[TO BE DONE]
All of the lines below are to be transcribed faithfully, with pictures excluded from the copy.

[SUPPLIED MATERIAL]
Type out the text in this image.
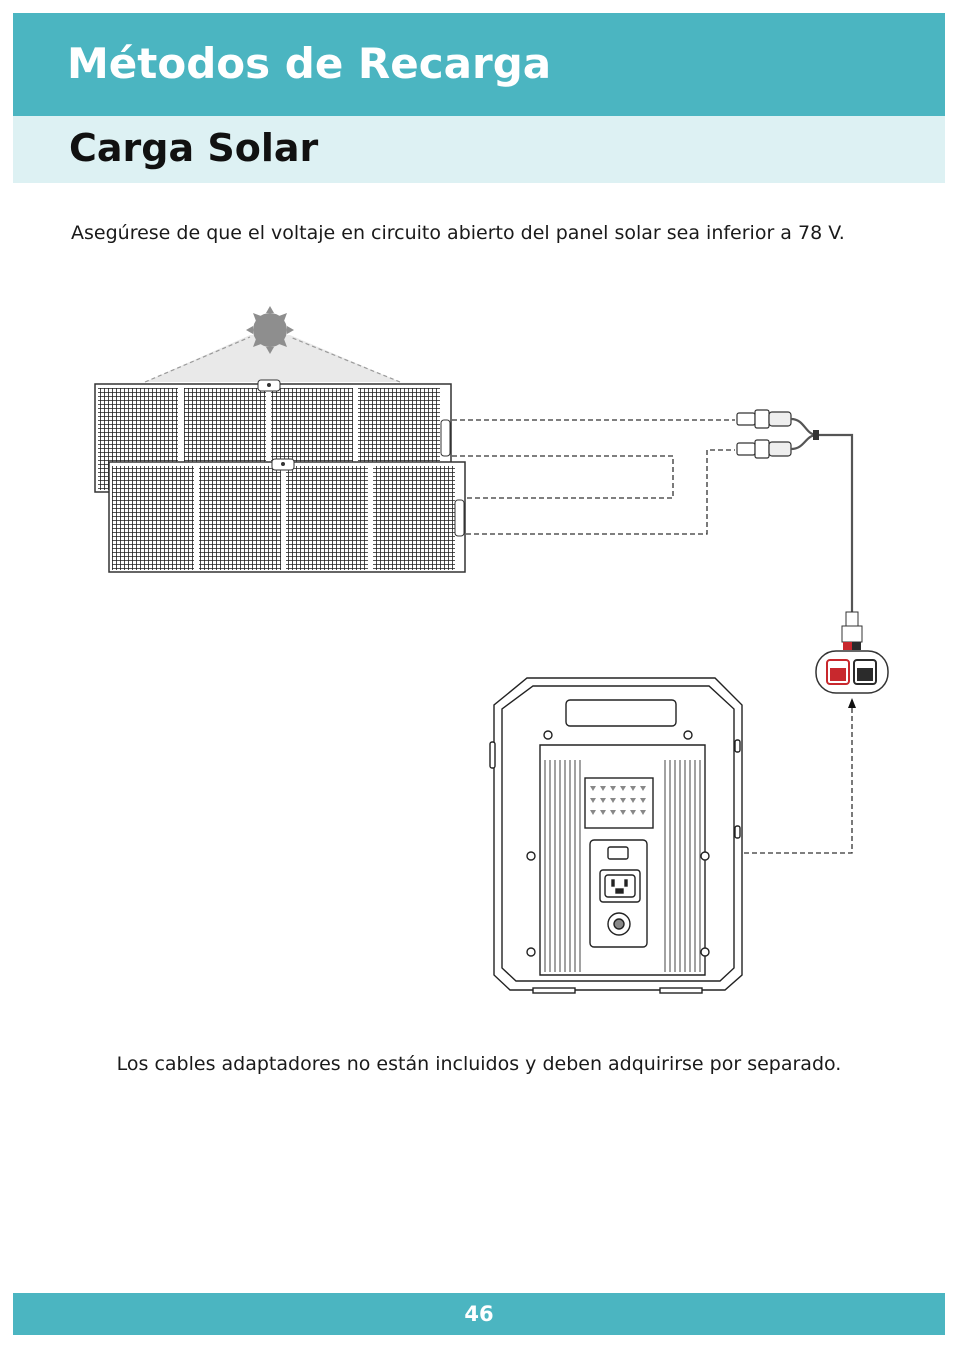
Métodos de Recarga
Carga Solar

Asegúrese de que el voltaje en circuito abierto del panel solar sea inferior a 78 V.

Los cables adaptadores no están incluidos y deben adquirirse por separado.

46
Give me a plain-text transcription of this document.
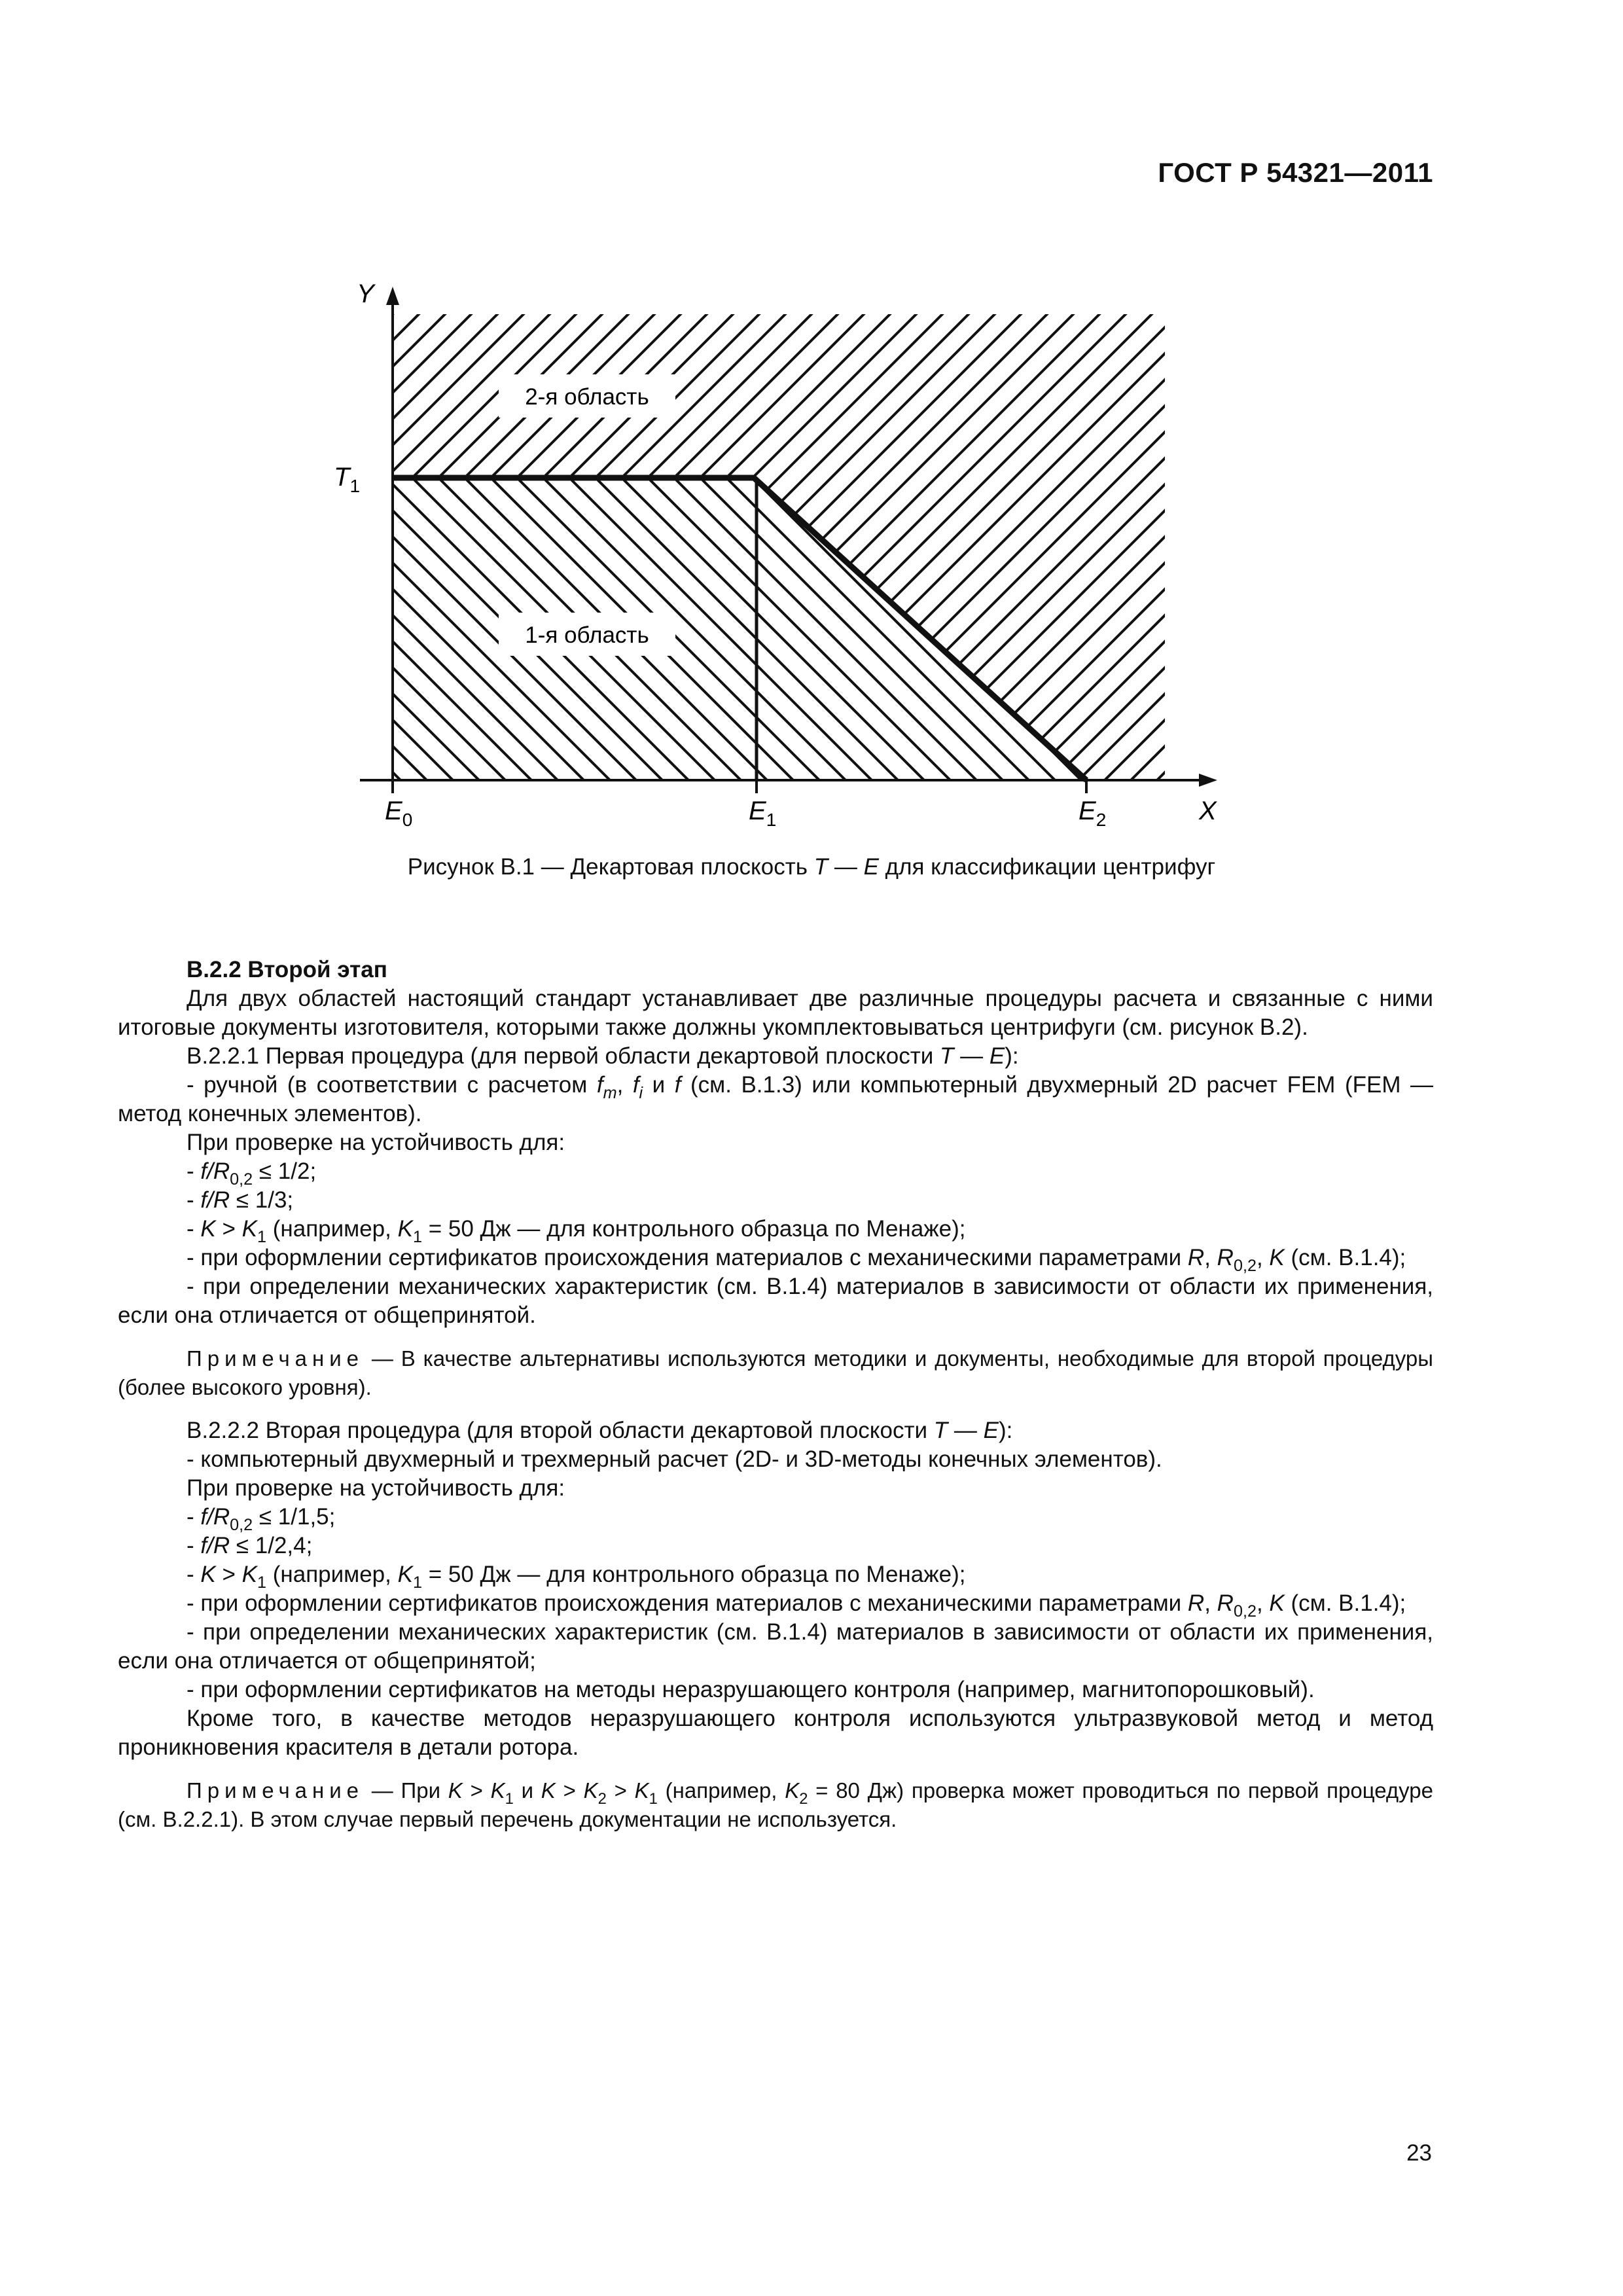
ГОСТ Р 54321—2011
2-я область
1-я область
Y
X
$T_1$
$E_0$	$E_1$	$E_2$
Рисунок В.1 — Декартовая плоскость T — E для классификации центрифуг

В.2.2 Второй этап

Для двух областей настоящий стандарт устанавливает две различные процедуры расчета и связанные с ними итоговые документы изготовителя, которыми также должны укомплектовываться центрифуги (см. рисунок В.2).

В.2.2.1 Первая процедура (для первой области декартовой плоскости T — E):

- ручной (в соответствии с расчетом $f_m$, $f_i$ и f (см. В.1.3) или компьютерный двухмерный 2D расчет FEM (FEM — метод конечных элементов).

При проверке на устойчивость для:

- $f/R_{0,2} \le 1/2$;

- f/R ≤ 1/3;

- $K > K_1$ (например, $K_1 = 50$ Дж — для контрольного образца по Менаже);

- при оформлении сертификатов происхождения материалов с механическими параметрами R, $R_{0,2}$, K (см. В.1.4);

- при определении механических характеристик (см. В.1.4) материалов в зависимости от области их применения, если она отличается от общепринятой.

Примечание — В качестве альтернативы используются методики и документы, необходимые для второй процедуры (более высокого уровня).

В.2.2.2 Вторая процедура (для второй области декартовой плоскости T — E):

- компьютерный двухмерный и трехмерный расчет (2D- и 3D-методы конечных элементов).

При проверке на устойчивость для:

- $f/R_{0,2} \le 1/1,5$;

- f/R ≤ 1/2,4;

- $K > K_1$ (например, $K_1 = 50$ Дж — для контрольного образца по Менаже);

- при оформлении сертификатов происхождения материалов с механическими параметрами R, $R_{0,2}$, K (см. В.1.4);

- при определении механических характеристик (см. В.1.4) материалов в зависимости от области их применения, если она отличается от общепринятой;

- при оформлении сертификатов на методы неразрушающего контроля (например, магнитопорошковый).

Кроме того, в качестве методов неразрушающего контроля используются ультразвуковой метод и метод проникновения красителя в детали ротора.

Примечание — При $K > K_1$ и $K > K_2 > K_1$ (например, $K_2 = 80$ Дж) проверка может проводиться по первой процедуре (см. В.2.2.1). В этом случае первый перечень документации не используется.

23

[WRITTEN RESPONSE]
Type out the text in this image.
Métodos de Recarga
Carga Solar

Asegúrese de que el voltaje en circuito abierto del panel solar sea inferior a 78 V.

Los cables adaptadores no están incluidos y deben adquirirse por separado.

46
Give me a plain-text transcription of this document.
ГОСТ Р 54321—2011
2-я область
1-я область
Y
X
$T_1$
$E_0$	$E_1$	$E_2$
Рисунок В.1 — Декартовая плоскость T — E для классификации центрифуг

В.2.2 Второй этап

Для двух областей настоящий стандарт устанавливает две различные процедуры расчета и связанные с ними итоговые документы изготовителя, которыми также должны укомплектовываться центрифуги (см. рисунок В.2).

В.2.2.1 Первая процедура (для первой области декартовой плоскости T — E):

- ручной (в соответствии с расчетом $f_m$, $f_i$ и f (см. В.1.3) или компьютерный двухмерный 2D расчет FEM (FEM — метод конечных элементов).

При проверке на устойчивость для:

- $f/R_{0,2} \le 1/2$;

- f/R ≤ 1/3;

- $K > K_1$ (например, $K_1 = 50$ Дж — для контрольного образца по Менаже);

- при оформлении сертификатов происхождения материалов с механическими параметрами R, $R_{0,2}$, K (см. В.1.4);

- при определении механических характеристик (см. В.1.4) материалов в зависимости от области их применения, если она отличается от общепринятой.

Примечание — В качестве альтернативы используются методики и документы, необходимые для второй процедуры (более высокого уровня).

В.2.2.2 Вторая процедура (для второй области декартовой плоскости T — E):

- компьютерный двухмерный и трехмерный расчет (2D- и 3D-методы конечных элементов).

При проверке на устойчивость для:

- $f/R_{0,2} \le 1/1,5$;

- f/R ≤ 1/2,4;

- $K > K_1$ (например, $K_1 = 50$ Дж — для контрольного образца по Менаже);

- при оформлении сертификатов происхождения материалов с механическими параметрами R, $R_{0,2}$, K (см. В.1.4);

- при определении механических характеристик (см. В.1.4) материалов в зависимости от области их применения, если она отличается от общепринятой;

- при оформлении сертификатов на методы неразрушающего контроля (например, магнитопорошковый).

Кроме того, в качестве методов неразрушающего контроля используются ультразвуковой метод и метод проникновения красителя в детали ротора.

Примечание — При $K > K_1$ и $K > K_2 > K_1$ (например, $K_2 = 80$ Дж) проверка может проводиться по первой процедуре (см. В.2.2.1). В этом случае первый перечень документации не используется.

23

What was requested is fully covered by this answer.